Exercise -
Return the listing below exactly, with the pictures dropped.

+ + + + +

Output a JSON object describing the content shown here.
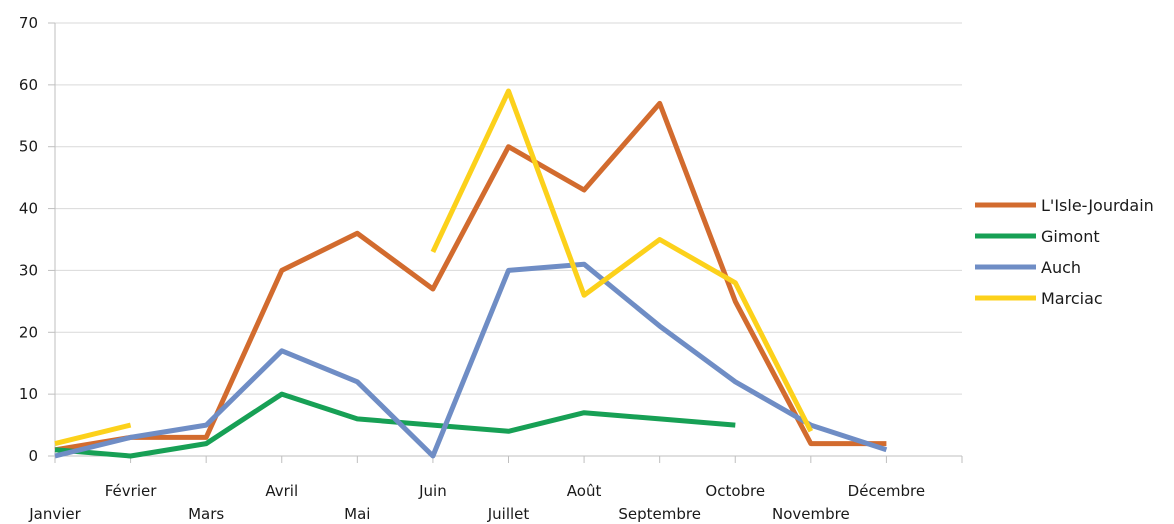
{
  "chart_data": {
    "type": "line",
    "categories": [
      "Janvier",
      "Février",
      "Mars",
      "Avril",
      "Mai",
      "Juin",
      "Juillet",
      "Août",
      "Septembre",
      "Octobre",
      "Novembre",
      "Décembre"
    ],
    "ylim": [
      0,
      70
    ],
    "yticks": [
      0,
      10,
      20,
      30,
      40,
      50,
      60,
      70
    ],
    "grid": true,
    "legend_position": "right",
    "series": [
      {
        "name": "L'Isle-Jourdain",
        "color": "#d26b2e",
        "values": [
          1,
          3,
          3,
          30,
          36,
          27,
          50,
          43,
          57,
          25,
          2,
          2
        ]
      },
      {
        "name": "Gimont",
        "color": "#17a055",
        "values": [
          1,
          0,
          2,
          10,
          6,
          5,
          4,
          7,
          6,
          5,
          null,
          null
        ]
      },
      {
        "name": "Auch",
        "color": "#6f8dc5",
        "values": [
          0,
          3,
          5,
          17,
          12,
          0,
          30,
          31,
          21,
          12,
          5,
          1
        ]
      },
      {
        "name": "Marciac",
        "color": "#fcd11b",
        "values": [
          2,
          5,
          null,
          null,
          null,
          33,
          59,
          26,
          35,
          28,
          4,
          null
        ]
      }
    ]
  }
}
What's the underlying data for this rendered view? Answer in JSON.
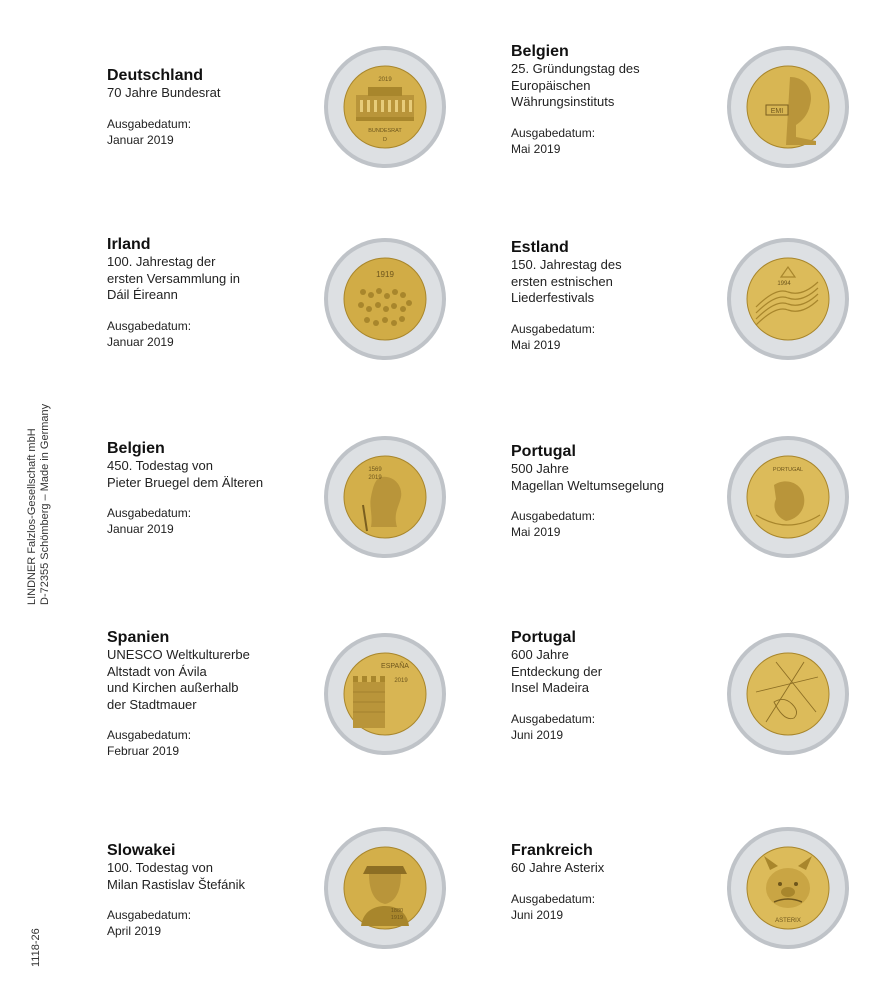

+ + + + +

Task solution -
Output a JSON object describing the content shown here.
{
  "chart_data": {
    "type": "line",
    "categories": [
      "Janvier",
      "Février",
      "Mars",
      "Avril",
      "Mai",
      "Juin",
      "Juillet",
      "Août",
      "Septembre",
      "Octobre",
      "Novembre",
      "Décembre"
    ],
    "ylim": [
      0,
      70
    ],
    "yticks": [
      0,
      10,
      20,
      30,
      40,
      50,
      60,
      70
    ],
    "grid": true,
    "legend_position": "right",
    "series": [
      {
        "name": "L'Isle-Jourdain",
        "color": "#d26b2e",
        "values": [
          1,
          3,
          3,
          30,
          36,
          27,
          50,
          43,
          57,
          25,
          2,
          2
        ]
      },
      {
        "name": "Gimont",
        "color": "#17a055",
        "values": [
          1,
          0,
          2,
          10,
          6,
          5,
          4,
          7,
          6,
          5,
          null,
          null
        ]
      },
      {
        "name": "Auch",
        "color": "#6f8dc5",
        "values": [
          0,
          3,
          5,
          17,
          12,
          0,
          30,
          31,
          21,
          12,
          5,
          1
        ]
      },
      {
        "name": "Marciac",
        "color": "#fcd11b",
        "values": [
          2,
          5,
          null,
          null,
          null,
          33,
          59,
          26,
          35,
          28,
          4,
          null
        ]
      }
    ]
  }
}
What's the underlying data for this rendered view? Answer in JSON.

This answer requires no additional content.